__Written task__
From the entries provided below, copy each line that contains the word "的生命精神".

(Dataset excerpt)
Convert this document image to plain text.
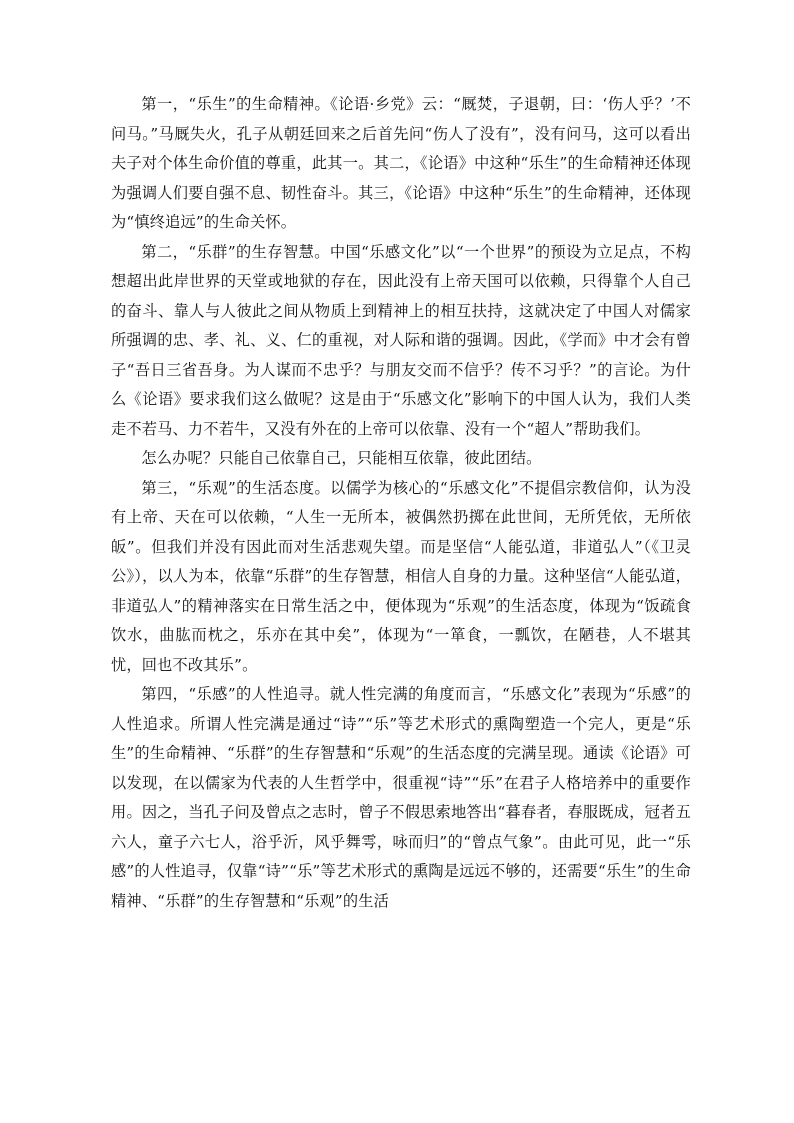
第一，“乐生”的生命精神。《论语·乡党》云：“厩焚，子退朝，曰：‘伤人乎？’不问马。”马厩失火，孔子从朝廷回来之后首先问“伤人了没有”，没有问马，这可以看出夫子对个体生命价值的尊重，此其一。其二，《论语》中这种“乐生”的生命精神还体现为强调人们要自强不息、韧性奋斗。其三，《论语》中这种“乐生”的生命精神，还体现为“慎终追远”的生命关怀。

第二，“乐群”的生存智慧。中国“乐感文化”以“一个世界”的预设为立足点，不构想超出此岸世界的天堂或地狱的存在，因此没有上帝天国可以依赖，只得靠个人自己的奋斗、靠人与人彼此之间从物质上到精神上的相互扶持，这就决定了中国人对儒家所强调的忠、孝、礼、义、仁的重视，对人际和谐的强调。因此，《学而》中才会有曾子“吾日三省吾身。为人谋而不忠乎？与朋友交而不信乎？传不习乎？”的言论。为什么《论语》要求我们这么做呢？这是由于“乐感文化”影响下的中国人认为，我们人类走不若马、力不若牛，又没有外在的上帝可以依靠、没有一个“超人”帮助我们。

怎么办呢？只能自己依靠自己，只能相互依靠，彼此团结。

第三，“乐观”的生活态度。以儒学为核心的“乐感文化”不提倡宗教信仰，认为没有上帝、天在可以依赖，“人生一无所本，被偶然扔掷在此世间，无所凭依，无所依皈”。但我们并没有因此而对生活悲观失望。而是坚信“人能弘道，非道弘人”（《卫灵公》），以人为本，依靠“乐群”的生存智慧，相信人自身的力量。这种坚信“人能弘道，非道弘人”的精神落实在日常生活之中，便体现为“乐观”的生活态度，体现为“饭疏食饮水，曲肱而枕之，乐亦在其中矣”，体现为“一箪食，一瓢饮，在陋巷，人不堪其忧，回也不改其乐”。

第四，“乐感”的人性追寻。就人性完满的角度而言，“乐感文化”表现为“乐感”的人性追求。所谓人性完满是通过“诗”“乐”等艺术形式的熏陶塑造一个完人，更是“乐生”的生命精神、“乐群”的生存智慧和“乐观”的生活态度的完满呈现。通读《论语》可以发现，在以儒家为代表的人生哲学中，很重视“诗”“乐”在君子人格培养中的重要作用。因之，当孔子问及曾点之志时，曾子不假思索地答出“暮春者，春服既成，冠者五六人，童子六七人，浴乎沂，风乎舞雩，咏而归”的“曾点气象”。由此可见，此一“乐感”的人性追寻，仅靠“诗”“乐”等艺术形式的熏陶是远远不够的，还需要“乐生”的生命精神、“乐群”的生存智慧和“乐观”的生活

__Output of the task__
第一，“乐生”的生命精神。《论语·乡党》云：“厩焚，子退朝，曰：‘伤人乎？’不问马。”马厩失火，孔子从朝廷回来之后首先问“伤人了没有”，没有问马，这可以看出夫子对个体生命价值的尊重，此其一。其二，《论语》中这种“乐生”的生命精神还体现为强调人们要自强不息、韧性奋斗。其三，《论语》中这种“乐生”的生命精神，还体现为“慎终追远”的生命关怀。
第四，“乐感”的人性追寻。就人性完满的角度而言，“乐感文化”表现为“乐感”的人性追求。所谓人性完满是通过“诗”“乐”等艺术形式的熏陶塑造一个完人，更是“乐生”的生命精神、“乐群”的生存智慧和“乐观”的生活态度的完满呈现。通读《论语》可以发现，在以儒家为代表的人生哲学中，很重视“诗”“乐”在君子人格培养中的重要作用。因之，当孔子问及曾点之志时，曾子不假思索地答出“暮春者，春服既成，冠者五六人，童子六七人，浴乎沂，风乎舞雩，咏而归”的“曾点气象”。由此可见，此一“乐感”的人性追寻，仅靠“诗”“乐”等艺术形式的熏陶是远远不够的，还需要“乐生”的生命精神、“乐群”的生存智慧和“乐观”的生活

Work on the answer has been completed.